Given task:
Report only the number of lines holding "прибыли".

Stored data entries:
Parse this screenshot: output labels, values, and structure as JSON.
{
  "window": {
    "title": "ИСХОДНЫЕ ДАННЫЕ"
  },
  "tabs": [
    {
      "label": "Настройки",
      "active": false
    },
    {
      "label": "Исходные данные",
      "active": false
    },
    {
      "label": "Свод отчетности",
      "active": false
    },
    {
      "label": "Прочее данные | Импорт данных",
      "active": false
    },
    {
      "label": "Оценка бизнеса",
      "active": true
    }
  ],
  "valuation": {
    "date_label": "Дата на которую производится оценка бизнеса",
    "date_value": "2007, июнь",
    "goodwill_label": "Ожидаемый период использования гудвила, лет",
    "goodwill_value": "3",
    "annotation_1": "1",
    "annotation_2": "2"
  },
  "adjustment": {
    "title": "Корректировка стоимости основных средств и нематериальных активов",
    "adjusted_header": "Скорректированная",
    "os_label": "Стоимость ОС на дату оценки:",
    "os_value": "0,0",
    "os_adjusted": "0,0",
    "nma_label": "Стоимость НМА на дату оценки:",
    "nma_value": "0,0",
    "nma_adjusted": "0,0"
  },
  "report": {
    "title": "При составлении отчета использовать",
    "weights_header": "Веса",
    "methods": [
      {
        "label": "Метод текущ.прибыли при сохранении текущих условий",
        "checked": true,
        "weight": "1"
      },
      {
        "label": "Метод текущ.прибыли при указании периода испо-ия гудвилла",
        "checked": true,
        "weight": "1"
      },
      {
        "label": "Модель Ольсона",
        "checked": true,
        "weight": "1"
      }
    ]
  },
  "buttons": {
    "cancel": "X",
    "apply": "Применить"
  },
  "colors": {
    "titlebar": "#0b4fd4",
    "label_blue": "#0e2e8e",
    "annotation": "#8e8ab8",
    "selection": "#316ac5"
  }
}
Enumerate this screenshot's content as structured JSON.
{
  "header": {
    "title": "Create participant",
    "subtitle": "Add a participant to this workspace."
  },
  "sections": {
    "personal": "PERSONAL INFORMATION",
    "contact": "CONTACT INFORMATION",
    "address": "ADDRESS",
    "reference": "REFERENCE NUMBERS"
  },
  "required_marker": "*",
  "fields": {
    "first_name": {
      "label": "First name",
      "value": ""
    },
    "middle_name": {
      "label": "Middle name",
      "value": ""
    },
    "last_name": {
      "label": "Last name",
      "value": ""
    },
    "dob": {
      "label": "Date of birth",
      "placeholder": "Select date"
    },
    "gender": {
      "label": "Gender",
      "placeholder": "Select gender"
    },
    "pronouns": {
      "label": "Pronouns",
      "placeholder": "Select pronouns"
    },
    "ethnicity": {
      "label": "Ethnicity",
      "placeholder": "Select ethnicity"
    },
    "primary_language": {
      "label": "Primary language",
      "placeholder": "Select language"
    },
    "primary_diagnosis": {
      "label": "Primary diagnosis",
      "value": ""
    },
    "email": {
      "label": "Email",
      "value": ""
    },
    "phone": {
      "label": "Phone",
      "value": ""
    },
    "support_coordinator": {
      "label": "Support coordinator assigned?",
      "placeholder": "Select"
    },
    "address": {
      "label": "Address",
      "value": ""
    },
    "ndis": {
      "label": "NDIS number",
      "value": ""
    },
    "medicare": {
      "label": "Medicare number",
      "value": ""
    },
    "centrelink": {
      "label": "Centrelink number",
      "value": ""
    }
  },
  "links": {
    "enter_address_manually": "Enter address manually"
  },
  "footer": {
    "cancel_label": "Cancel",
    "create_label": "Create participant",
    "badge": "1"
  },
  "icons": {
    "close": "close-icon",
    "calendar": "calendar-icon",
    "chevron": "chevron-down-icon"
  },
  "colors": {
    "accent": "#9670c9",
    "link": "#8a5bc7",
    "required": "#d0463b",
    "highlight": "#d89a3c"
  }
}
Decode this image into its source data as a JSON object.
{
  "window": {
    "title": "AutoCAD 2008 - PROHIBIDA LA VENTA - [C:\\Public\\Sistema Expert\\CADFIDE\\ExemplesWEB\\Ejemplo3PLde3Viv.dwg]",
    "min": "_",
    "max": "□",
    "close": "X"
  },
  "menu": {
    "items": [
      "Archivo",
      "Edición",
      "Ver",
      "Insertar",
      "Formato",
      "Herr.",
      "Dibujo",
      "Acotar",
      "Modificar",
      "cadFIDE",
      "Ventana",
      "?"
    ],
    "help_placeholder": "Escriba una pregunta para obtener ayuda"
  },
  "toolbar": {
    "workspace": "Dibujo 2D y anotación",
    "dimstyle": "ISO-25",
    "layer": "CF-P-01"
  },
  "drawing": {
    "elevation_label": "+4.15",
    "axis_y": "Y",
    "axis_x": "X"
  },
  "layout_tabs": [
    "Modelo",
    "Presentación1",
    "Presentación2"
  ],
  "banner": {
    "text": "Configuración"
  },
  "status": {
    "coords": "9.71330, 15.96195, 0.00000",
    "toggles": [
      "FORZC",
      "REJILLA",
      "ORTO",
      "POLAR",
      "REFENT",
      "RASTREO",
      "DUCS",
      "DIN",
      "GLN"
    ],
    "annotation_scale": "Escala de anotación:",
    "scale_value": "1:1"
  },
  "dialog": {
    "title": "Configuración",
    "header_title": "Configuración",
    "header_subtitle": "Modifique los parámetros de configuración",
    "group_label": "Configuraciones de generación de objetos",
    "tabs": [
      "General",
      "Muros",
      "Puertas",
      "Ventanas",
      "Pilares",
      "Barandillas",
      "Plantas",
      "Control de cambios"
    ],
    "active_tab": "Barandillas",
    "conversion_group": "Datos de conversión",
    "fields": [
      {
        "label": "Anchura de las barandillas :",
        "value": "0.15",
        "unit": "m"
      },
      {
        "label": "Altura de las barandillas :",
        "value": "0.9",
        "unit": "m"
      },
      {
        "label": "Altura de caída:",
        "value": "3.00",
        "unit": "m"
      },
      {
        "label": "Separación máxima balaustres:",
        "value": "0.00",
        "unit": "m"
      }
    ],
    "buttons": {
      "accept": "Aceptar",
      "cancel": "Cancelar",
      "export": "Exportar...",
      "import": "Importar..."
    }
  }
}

The solution:
2